__Input material__.

++++++++++++++++++++

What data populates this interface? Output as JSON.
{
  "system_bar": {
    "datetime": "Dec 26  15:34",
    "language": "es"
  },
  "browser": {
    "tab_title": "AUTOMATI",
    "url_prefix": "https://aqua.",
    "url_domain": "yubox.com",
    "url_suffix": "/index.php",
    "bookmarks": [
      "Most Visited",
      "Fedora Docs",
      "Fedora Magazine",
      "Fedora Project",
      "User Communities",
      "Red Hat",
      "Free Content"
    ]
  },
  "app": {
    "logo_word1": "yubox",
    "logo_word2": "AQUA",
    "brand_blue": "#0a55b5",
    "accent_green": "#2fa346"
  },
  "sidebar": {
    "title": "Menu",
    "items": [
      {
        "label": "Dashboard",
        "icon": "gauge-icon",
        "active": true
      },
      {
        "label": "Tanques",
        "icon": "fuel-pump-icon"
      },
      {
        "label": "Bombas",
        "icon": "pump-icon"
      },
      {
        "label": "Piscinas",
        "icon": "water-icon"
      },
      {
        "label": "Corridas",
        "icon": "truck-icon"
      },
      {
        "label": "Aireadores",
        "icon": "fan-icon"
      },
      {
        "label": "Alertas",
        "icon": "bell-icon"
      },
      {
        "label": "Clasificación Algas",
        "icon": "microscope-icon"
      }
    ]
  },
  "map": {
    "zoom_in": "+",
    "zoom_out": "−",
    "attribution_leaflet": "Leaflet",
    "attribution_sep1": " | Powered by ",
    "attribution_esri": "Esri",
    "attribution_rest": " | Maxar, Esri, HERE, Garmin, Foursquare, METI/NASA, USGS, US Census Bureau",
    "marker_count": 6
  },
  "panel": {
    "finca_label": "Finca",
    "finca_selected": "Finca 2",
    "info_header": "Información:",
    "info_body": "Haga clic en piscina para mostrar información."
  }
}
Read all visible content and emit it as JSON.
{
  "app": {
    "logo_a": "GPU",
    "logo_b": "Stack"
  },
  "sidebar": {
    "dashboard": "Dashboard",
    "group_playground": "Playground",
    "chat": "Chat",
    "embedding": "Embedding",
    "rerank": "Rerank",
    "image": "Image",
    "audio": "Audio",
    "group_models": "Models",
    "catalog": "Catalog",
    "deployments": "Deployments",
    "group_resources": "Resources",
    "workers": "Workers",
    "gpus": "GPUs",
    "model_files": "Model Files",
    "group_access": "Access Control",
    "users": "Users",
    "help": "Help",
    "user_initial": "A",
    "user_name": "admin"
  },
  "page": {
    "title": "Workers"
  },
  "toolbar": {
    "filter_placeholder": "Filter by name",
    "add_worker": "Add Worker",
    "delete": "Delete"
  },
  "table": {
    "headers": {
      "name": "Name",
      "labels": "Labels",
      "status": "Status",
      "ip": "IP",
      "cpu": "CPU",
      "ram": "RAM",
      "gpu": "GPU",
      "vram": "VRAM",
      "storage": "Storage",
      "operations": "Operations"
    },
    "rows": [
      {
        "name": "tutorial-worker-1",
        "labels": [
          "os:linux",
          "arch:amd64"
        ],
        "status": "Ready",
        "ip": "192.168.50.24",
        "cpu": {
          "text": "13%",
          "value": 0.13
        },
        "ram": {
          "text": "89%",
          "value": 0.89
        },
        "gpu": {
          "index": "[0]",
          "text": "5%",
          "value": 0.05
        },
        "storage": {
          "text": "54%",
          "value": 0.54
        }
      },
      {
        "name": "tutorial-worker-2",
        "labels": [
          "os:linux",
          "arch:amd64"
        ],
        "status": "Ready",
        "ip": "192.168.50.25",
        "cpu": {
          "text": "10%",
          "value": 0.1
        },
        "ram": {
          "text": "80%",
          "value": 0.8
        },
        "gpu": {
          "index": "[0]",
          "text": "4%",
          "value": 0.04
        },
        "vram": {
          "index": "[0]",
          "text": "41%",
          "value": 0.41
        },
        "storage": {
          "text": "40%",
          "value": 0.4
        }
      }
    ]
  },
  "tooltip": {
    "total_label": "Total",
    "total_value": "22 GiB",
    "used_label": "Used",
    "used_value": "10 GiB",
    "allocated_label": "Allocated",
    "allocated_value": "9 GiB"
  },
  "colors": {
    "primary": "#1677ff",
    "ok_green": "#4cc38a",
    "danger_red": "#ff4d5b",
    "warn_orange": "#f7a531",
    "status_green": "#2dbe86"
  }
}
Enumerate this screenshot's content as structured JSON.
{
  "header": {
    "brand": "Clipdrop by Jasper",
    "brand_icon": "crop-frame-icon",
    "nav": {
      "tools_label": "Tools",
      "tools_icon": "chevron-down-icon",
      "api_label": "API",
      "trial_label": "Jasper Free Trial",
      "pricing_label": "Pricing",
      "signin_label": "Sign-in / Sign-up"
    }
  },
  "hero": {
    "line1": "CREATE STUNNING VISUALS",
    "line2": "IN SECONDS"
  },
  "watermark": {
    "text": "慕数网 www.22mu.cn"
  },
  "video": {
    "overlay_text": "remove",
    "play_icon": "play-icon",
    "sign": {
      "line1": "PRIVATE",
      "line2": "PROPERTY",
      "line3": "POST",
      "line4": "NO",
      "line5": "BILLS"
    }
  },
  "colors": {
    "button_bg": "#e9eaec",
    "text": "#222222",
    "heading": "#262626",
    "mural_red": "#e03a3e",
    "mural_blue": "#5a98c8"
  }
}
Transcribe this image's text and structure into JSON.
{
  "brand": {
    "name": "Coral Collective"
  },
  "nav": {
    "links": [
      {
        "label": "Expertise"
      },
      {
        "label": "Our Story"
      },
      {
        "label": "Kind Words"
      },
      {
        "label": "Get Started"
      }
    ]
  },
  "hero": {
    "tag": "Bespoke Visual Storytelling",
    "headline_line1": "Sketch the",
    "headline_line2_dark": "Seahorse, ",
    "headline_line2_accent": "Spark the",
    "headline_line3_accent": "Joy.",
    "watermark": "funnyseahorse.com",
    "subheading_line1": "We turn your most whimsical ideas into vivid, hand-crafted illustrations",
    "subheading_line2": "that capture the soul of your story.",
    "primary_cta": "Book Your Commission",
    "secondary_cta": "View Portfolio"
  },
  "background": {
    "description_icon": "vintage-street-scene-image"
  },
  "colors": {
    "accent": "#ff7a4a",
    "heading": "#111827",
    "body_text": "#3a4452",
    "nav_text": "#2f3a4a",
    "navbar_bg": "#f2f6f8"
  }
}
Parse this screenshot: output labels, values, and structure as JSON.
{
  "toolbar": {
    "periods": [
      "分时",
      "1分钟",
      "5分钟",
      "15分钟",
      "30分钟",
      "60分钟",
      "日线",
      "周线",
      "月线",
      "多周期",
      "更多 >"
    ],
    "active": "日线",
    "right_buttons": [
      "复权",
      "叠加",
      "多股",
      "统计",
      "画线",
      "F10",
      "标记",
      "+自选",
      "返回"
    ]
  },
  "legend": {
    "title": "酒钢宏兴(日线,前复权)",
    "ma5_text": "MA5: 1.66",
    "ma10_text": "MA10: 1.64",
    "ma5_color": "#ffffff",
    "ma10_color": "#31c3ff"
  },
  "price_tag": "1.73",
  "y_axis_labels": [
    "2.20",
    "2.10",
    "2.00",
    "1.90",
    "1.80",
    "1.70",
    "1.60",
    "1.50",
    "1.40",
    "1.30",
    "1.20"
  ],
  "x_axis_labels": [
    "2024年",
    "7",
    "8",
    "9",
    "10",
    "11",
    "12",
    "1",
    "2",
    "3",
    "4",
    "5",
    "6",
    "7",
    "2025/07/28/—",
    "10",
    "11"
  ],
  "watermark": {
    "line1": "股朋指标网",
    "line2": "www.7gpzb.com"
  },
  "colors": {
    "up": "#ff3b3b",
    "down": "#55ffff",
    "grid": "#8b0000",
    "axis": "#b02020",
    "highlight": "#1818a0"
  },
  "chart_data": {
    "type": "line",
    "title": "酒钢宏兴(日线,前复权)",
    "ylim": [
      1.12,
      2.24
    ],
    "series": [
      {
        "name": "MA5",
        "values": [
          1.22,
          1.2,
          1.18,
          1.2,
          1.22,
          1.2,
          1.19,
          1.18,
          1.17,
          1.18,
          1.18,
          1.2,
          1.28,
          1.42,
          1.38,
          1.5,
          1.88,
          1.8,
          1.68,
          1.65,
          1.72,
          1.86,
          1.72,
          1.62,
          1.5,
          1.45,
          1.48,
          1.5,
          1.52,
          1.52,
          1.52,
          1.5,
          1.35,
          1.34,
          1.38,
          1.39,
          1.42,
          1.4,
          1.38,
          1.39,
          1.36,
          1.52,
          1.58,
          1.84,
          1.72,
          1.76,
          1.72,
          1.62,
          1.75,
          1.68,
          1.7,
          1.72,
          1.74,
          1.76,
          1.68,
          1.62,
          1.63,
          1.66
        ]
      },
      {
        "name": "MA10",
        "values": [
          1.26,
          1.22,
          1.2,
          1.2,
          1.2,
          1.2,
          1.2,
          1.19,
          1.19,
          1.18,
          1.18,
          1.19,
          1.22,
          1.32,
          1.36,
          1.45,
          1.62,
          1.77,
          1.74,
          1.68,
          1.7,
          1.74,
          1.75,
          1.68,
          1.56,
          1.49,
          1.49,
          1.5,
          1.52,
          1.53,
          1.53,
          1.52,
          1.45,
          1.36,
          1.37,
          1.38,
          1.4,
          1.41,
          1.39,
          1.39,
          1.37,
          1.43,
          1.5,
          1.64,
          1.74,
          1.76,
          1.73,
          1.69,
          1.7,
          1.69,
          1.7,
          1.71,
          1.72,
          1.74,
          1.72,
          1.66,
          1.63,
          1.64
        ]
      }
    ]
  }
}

++++++++++++++++++++

__To do__. Gather each line in these records that contains the string "image".

__Task result__.
    "image": "Image",
Transcribe this image's text and structure into JSON.
    "description_icon": "vintage-street-scene-image"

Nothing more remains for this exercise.